» What needs to be done
Read the records and write them out again exactly.

(Part of a data file)
—————

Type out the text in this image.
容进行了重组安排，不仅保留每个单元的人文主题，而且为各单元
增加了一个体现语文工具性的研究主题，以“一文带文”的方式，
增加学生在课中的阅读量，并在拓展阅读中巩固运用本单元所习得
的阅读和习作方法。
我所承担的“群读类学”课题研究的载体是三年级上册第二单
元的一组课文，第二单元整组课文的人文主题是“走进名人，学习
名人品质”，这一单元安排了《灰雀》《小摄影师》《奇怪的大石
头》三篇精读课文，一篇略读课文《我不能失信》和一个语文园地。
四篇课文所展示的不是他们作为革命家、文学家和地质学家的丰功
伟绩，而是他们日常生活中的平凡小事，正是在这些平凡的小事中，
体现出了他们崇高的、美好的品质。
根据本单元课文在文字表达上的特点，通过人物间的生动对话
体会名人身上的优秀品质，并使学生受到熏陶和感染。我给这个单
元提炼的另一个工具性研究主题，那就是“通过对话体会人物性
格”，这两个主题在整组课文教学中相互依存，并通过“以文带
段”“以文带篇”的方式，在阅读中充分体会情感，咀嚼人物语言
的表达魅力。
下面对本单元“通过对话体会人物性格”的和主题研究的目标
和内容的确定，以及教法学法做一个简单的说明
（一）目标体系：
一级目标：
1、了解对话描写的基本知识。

—————

» Result for this exercise
Type out the text in this image.
容进行了重组安排，不仅保留每个单元的人文主题，而且为各单元
增加了一个体现语文工具性的研究主题，以“一文带文”的方式，
增加学生在课中的阅读量，并在拓展阅读中巩固运用本单元所习得
的阅读和习作方法。
我所承担的“群读类学”课题研究的载体是三年级上册第二单
元的一组课文，第二单元整组课文的人文主题是“走进名人，学习
名人品质”，这一单元安排了《灰雀》《小摄影师》《奇怪的大石
头》三篇精读课文，一篇略读课文《我不能失信》和一个语文园地。
四篇课文所展示的不是他们作为革命家、文学家和地质学家的丰功
伟绩，而是他们日常生活中的平凡小事，正是在这些平凡的小事中，
体现出了他们崇高的、美好的品质。
根据本单元课文在文字表达上的特点，通过人物间的生动对话
体会名人身上的优秀品质，并使学生受到熏陶和感染。我给这个单
元提炼的另一个工具性研究主题，那就是“通过对话体会人物性
格”，这两个主题在整组课文教学中相互依存，并通过“以文带
段”“以文带篇”的方式，在阅读中充分体会情感，咀嚼人物语言
的表达魅力。
下面对本单元“通过对话体会人物性格”的和主题研究的目标
和内容的确定，以及教法学法做一个简单的说明
（一）目标体系：
一级目标：
1、了解对话描写的基本知识。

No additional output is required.